EXERCISE DESCRIPTION
Write out the entries below once more, exactly, with the pictures left out.

· · · · ·

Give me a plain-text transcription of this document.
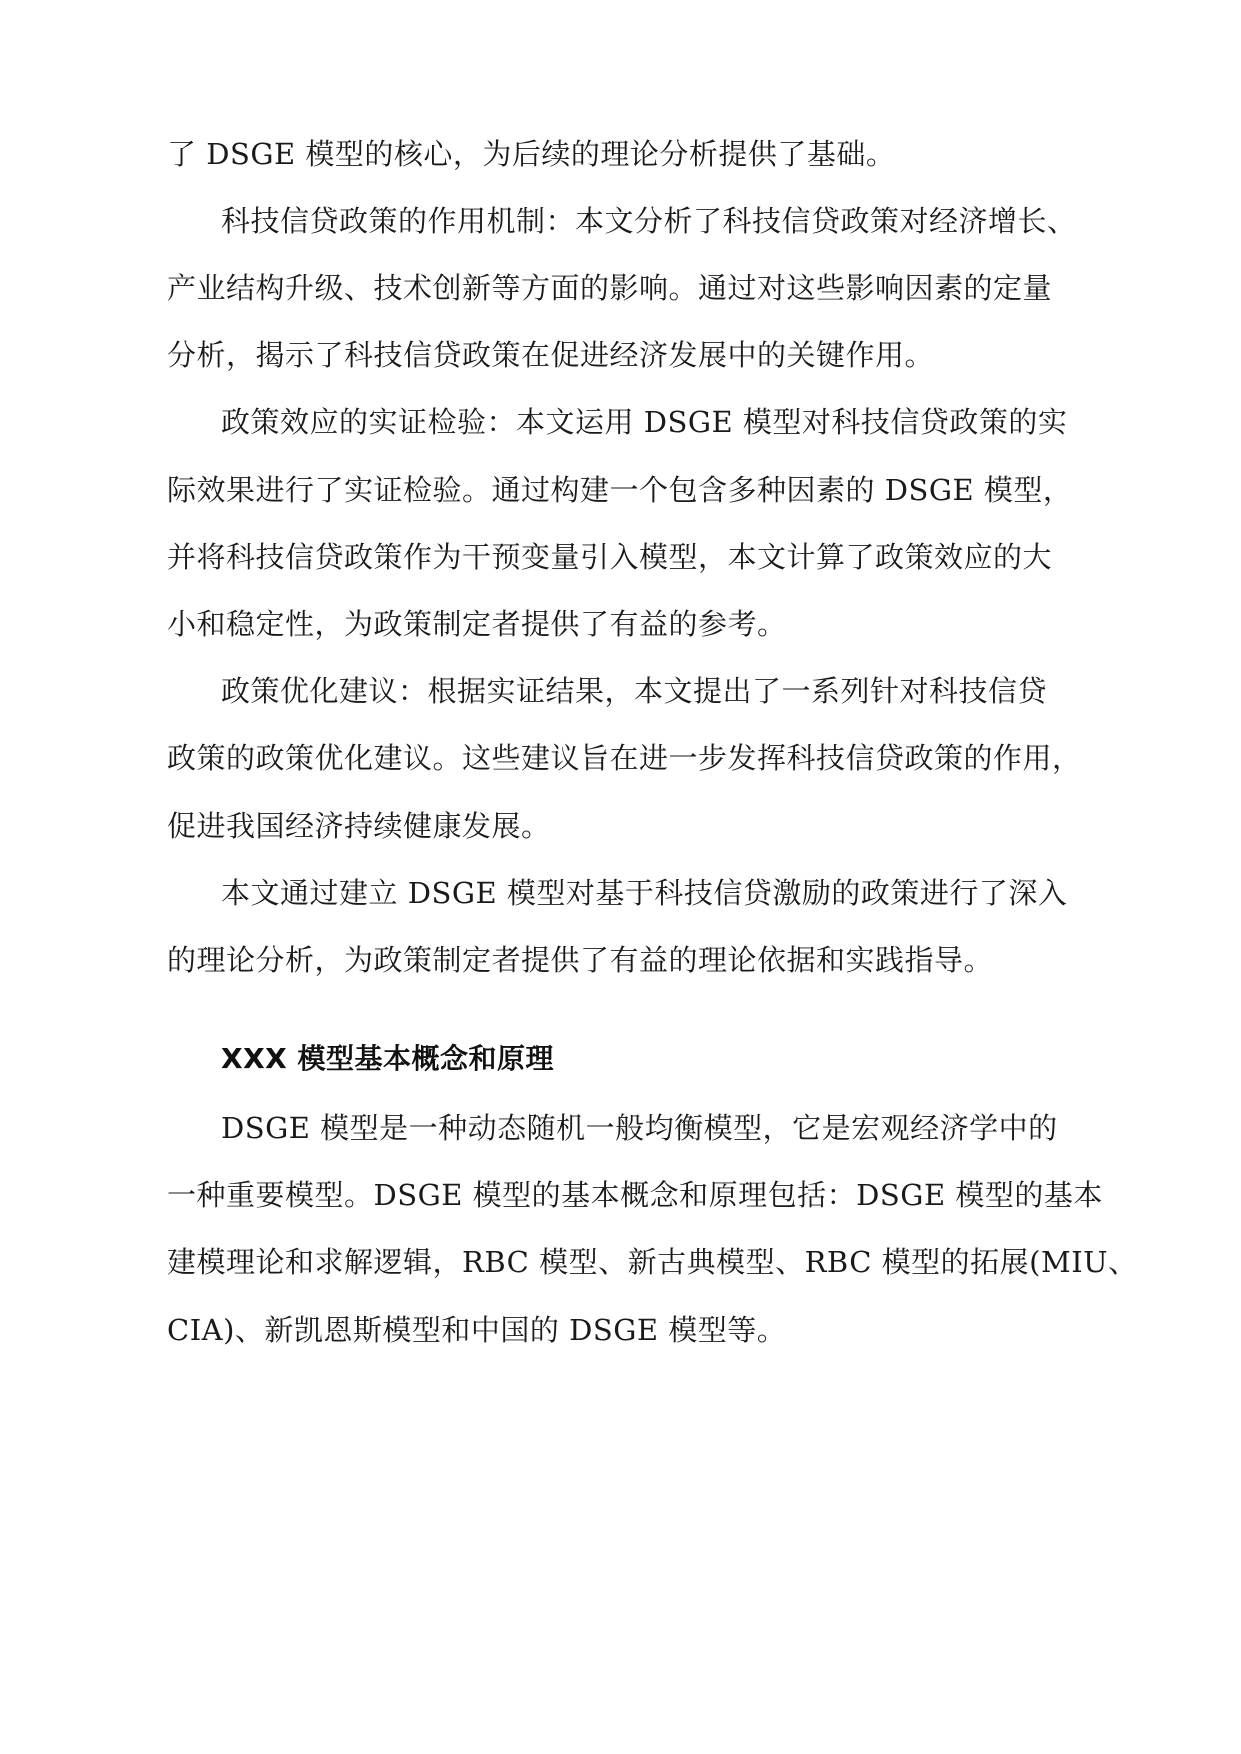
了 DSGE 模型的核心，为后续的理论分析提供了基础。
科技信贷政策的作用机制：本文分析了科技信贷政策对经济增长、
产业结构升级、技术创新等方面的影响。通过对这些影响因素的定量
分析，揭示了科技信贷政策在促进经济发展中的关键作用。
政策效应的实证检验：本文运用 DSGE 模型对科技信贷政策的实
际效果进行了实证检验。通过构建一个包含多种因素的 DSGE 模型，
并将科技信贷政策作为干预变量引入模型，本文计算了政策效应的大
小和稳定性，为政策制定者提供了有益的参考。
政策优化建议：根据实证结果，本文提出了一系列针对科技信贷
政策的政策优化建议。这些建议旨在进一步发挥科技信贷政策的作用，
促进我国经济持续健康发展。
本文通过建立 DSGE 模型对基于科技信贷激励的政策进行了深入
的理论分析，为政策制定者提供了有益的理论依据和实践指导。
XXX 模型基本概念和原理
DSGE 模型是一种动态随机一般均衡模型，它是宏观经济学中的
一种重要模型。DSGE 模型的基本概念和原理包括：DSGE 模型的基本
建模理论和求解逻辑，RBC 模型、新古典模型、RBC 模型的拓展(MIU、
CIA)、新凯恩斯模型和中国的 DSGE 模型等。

· · · · ·

RESULT FOR THIS TASK
Give me a plain-text transcription of this document.
了 DSGE 模型的核心，为后续的理论分析提供了基础。
科技信贷政策的作用机制：本文分析了科技信贷政策对经济增长、
产业结构升级、技术创新等方面的影响。通过对这些影响因素的定量
分析，揭示了科技信贷政策在促进经济发展中的关键作用。
政策效应的实证检验：本文运用 DSGE 模型对科技信贷政策的实
际效果进行了实证检验。通过构建一个包含多种因素的 DSGE 模型，
并将科技信贷政策作为干预变量引入模型，本文计算了政策效应的大
小和稳定性，为政策制定者提供了有益的参考。
政策优化建议：根据实证结果，本文提出了一系列针对科技信贷
政策的政策优化建议。这些建议旨在进一步发挥科技信贷政策的作用，
促进我国经济持续健康发展。
本文通过建立 DSGE 模型对基于科技信贷激励的政策进行了深入
的理论分析，为政策制定者提供了有益的理论依据和实践指导。
XXX 模型基本概念和原理
DSGE 模型是一种动态随机一般均衡模型，它是宏观经济学中的
一种重要模型。DSGE 模型的基本概念和原理包括：DSGE 模型的基本
建模理论和求解逻辑，RBC 模型、新古典模型、RBC 模型的拓展(MIU、
CIA)、新凯恩斯模型和中国的 DSGE 模型等。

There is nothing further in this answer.